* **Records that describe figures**

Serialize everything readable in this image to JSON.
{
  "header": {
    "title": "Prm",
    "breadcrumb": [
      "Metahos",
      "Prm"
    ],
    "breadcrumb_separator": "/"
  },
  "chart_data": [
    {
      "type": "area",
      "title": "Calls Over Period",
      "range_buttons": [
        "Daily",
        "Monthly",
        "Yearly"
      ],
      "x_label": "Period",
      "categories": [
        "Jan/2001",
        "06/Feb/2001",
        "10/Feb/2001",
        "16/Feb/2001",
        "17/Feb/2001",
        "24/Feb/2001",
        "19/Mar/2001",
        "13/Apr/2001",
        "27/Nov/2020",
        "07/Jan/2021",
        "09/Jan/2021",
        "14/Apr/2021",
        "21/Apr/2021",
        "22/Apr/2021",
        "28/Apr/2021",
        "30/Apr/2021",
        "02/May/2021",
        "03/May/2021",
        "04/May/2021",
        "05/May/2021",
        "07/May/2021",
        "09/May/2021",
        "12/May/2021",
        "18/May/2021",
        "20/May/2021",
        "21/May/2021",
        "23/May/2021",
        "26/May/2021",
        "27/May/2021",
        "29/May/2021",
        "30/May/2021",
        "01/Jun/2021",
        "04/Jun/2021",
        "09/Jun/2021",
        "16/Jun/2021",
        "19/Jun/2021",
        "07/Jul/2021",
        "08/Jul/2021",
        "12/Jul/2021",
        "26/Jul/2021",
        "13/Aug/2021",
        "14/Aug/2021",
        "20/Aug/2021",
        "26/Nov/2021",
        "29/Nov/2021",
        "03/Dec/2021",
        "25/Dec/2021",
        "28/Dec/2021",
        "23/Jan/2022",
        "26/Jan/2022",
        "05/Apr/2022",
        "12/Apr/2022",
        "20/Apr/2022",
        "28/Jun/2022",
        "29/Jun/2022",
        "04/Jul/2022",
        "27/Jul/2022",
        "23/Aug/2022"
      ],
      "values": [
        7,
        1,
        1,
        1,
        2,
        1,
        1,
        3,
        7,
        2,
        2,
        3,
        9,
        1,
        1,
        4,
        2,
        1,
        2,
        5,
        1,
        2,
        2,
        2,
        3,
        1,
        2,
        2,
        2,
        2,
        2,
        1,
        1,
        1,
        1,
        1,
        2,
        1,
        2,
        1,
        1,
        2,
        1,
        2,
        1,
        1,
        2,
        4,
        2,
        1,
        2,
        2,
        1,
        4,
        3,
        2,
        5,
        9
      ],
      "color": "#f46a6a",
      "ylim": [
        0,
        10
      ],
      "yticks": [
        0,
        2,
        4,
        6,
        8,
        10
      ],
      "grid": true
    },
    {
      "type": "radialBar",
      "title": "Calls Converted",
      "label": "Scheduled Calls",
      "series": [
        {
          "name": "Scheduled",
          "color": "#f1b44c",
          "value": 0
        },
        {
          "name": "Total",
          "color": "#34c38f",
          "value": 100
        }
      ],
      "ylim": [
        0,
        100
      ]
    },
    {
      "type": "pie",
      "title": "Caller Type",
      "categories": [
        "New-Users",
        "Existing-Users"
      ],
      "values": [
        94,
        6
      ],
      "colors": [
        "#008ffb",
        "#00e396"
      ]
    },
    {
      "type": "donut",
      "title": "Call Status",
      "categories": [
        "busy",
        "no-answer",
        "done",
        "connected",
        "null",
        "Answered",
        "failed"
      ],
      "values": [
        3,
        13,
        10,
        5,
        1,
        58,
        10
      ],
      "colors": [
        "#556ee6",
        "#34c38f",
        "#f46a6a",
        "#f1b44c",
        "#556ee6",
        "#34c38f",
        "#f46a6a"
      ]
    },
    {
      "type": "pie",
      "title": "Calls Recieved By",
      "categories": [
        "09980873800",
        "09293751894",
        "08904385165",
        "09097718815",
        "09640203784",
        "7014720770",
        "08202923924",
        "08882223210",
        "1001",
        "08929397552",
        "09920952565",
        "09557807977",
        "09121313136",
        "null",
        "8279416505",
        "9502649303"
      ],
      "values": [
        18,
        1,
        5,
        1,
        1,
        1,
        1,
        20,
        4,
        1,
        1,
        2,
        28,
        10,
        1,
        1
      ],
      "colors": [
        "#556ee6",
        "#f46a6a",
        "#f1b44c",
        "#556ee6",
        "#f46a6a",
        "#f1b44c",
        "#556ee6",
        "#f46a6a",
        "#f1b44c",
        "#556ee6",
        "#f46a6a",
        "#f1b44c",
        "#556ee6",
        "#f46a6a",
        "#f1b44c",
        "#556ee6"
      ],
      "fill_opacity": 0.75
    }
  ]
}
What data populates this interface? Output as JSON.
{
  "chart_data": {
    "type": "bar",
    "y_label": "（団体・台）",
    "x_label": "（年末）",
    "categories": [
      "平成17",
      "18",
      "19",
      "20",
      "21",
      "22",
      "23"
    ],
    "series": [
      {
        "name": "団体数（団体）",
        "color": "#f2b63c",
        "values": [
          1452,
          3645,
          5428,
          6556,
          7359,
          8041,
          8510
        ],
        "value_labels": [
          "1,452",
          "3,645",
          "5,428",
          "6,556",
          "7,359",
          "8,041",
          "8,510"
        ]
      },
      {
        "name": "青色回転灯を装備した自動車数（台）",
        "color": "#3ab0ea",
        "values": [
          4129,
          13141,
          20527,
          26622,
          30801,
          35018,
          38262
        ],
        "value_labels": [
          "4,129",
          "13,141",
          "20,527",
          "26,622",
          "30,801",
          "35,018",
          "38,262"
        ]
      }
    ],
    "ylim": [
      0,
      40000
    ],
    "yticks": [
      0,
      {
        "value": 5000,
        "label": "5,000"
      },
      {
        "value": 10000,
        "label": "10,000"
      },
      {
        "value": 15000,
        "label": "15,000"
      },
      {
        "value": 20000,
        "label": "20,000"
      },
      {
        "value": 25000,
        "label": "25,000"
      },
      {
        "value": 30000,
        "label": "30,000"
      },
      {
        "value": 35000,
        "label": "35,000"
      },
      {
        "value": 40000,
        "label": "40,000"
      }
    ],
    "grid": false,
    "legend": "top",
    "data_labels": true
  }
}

* **Short task**
Pull every line holding "Scheduled" out of the records.

* **Solution**
      "label": "Scheduled Calls",
          "name": "Scheduled",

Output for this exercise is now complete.